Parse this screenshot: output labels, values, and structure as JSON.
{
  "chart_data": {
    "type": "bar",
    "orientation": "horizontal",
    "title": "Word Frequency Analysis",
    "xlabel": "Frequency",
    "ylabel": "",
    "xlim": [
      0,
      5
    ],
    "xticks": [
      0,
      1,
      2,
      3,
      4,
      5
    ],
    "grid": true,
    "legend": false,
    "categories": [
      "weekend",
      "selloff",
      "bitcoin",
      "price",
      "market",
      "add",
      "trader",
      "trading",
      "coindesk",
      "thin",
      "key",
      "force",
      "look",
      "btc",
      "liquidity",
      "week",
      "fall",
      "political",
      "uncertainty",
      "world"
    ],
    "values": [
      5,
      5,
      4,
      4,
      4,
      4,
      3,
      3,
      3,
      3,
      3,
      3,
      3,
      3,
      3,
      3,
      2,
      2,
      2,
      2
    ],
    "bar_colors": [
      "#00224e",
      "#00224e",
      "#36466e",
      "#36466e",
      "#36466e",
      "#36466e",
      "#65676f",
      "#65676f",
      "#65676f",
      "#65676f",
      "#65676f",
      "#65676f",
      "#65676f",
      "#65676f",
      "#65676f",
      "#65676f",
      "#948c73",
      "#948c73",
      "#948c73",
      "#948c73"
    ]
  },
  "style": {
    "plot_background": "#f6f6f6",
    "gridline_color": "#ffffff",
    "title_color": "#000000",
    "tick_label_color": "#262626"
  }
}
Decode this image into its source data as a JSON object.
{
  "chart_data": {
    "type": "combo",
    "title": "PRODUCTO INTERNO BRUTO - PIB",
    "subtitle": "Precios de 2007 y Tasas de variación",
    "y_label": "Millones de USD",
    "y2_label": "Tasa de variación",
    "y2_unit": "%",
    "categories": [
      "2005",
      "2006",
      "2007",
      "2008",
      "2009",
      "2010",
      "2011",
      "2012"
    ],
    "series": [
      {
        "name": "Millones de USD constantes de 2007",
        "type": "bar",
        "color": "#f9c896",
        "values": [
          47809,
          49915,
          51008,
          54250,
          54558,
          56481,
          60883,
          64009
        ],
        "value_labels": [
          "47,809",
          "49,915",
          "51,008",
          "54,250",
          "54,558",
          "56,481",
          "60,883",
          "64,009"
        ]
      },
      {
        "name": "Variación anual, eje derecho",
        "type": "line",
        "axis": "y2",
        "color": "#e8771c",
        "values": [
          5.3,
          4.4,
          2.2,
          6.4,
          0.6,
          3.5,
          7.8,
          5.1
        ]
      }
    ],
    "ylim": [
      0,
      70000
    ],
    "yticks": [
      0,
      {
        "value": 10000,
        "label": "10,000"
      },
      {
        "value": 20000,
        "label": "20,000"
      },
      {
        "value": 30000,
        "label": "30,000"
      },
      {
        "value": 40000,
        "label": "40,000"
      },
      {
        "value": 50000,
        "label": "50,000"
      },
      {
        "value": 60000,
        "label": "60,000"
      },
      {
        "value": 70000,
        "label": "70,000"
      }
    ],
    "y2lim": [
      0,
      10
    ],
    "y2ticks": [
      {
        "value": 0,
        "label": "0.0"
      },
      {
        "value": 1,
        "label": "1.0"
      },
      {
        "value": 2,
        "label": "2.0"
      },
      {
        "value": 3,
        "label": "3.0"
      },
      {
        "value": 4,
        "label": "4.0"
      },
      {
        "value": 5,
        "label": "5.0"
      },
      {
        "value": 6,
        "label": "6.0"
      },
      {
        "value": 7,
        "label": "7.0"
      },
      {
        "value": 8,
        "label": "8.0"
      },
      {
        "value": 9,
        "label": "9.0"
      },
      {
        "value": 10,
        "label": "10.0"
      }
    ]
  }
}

::::::::::

- **Description of the task**: In the records, locate each line holding the string "Millones" and copy it.

- **Full output**:
    "y_label": "Millones de USD",
        "name": "Millones de USD constantes de 2007",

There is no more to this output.